_Extracted information_.
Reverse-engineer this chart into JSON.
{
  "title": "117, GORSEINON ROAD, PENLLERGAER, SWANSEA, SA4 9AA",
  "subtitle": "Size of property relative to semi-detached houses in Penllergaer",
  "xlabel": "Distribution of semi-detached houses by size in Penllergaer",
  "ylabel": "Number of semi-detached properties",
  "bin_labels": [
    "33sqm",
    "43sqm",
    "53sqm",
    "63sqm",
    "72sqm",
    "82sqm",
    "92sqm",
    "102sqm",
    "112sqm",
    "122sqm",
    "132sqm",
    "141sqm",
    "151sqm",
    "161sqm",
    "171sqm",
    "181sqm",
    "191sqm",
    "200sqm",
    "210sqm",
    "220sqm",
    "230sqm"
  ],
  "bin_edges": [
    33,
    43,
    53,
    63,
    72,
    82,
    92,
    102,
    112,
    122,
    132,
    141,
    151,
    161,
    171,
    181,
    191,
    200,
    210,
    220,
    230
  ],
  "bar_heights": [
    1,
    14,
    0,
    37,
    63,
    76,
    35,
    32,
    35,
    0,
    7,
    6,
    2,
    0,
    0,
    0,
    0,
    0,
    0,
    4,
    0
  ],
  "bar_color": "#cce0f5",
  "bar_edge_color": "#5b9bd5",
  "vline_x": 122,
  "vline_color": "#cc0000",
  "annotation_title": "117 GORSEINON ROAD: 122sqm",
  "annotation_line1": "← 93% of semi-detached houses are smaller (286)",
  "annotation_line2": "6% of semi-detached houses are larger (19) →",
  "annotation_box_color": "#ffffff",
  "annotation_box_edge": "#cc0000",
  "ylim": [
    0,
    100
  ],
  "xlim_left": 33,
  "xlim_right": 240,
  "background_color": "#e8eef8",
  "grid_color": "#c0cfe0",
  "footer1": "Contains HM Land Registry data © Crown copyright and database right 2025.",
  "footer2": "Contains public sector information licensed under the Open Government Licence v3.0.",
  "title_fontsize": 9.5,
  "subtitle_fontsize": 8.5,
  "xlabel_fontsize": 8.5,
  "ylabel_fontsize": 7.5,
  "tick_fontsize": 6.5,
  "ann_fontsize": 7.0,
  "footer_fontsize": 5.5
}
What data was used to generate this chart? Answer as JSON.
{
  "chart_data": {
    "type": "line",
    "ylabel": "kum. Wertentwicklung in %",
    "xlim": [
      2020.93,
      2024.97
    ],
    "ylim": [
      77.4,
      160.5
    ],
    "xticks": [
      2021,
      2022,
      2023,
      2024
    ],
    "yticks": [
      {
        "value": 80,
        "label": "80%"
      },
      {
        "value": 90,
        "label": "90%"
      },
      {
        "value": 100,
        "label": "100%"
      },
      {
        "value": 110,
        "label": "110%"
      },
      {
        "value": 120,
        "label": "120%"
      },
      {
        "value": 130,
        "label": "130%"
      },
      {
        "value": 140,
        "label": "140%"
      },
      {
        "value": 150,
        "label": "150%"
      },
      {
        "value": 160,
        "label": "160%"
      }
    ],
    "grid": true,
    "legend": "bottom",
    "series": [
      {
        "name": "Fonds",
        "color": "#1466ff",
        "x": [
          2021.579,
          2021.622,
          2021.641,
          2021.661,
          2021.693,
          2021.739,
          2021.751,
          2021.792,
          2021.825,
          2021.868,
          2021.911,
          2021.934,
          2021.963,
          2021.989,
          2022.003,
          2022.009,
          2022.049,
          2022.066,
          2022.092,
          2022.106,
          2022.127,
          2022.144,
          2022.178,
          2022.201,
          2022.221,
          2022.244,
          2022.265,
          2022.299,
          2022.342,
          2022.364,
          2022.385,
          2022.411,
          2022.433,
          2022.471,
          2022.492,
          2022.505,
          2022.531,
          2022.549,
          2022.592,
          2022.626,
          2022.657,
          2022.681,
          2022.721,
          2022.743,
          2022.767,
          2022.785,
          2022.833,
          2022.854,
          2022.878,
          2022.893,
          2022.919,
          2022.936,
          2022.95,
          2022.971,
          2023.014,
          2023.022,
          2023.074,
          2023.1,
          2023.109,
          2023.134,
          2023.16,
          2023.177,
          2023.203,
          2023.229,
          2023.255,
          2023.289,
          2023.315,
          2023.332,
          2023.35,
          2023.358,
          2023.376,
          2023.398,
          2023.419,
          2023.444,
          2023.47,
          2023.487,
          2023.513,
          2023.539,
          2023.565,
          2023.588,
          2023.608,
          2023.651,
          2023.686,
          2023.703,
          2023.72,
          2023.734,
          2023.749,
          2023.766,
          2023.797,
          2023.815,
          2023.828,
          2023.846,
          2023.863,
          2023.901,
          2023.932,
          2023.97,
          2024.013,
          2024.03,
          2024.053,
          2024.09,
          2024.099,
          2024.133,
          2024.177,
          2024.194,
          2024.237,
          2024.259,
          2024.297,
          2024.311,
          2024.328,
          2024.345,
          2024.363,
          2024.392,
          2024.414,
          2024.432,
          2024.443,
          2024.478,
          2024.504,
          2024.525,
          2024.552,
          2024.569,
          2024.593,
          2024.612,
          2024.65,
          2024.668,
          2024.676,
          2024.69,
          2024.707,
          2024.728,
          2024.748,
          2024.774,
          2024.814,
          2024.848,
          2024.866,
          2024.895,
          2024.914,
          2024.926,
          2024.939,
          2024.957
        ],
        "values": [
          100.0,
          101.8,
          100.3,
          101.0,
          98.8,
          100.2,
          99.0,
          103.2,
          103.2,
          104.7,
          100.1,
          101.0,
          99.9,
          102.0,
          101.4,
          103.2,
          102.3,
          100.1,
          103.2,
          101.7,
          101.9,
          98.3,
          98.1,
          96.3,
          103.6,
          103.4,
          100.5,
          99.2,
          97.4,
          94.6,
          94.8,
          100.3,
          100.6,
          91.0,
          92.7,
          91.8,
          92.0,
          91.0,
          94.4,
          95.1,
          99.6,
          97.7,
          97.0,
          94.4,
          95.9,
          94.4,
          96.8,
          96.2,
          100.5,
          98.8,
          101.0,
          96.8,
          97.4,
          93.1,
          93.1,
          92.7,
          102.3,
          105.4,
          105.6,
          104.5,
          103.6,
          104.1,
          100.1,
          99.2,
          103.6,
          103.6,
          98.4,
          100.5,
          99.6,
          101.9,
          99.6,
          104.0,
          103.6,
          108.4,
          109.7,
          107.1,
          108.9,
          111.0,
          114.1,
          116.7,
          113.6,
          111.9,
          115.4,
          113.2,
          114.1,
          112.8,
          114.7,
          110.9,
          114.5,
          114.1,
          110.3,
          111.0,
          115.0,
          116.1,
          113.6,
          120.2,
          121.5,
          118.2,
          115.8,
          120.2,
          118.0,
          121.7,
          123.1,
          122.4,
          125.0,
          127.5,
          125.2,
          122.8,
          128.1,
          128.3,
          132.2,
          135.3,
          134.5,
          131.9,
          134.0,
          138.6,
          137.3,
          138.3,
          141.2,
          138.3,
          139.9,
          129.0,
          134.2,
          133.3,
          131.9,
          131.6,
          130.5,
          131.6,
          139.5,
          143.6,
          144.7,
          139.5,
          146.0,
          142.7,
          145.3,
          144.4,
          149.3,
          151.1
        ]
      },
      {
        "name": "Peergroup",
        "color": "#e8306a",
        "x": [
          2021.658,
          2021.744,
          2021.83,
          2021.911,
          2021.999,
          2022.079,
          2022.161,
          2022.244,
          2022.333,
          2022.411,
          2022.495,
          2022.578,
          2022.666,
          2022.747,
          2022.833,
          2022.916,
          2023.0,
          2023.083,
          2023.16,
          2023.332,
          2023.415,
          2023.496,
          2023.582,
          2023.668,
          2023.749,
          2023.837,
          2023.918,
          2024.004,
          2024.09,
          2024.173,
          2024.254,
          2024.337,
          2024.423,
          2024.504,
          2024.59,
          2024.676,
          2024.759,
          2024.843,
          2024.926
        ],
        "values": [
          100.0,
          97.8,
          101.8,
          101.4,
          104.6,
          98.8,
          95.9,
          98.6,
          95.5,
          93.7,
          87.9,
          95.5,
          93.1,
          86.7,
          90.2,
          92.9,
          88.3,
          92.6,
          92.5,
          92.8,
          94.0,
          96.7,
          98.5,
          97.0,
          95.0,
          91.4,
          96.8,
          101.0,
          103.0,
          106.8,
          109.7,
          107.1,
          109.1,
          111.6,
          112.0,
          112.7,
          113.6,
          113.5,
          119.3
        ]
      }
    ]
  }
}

_The request_.
What is the number of lines in the data that hold the word "ROAD"? Reply with that number and nothing else.

_Response_.
2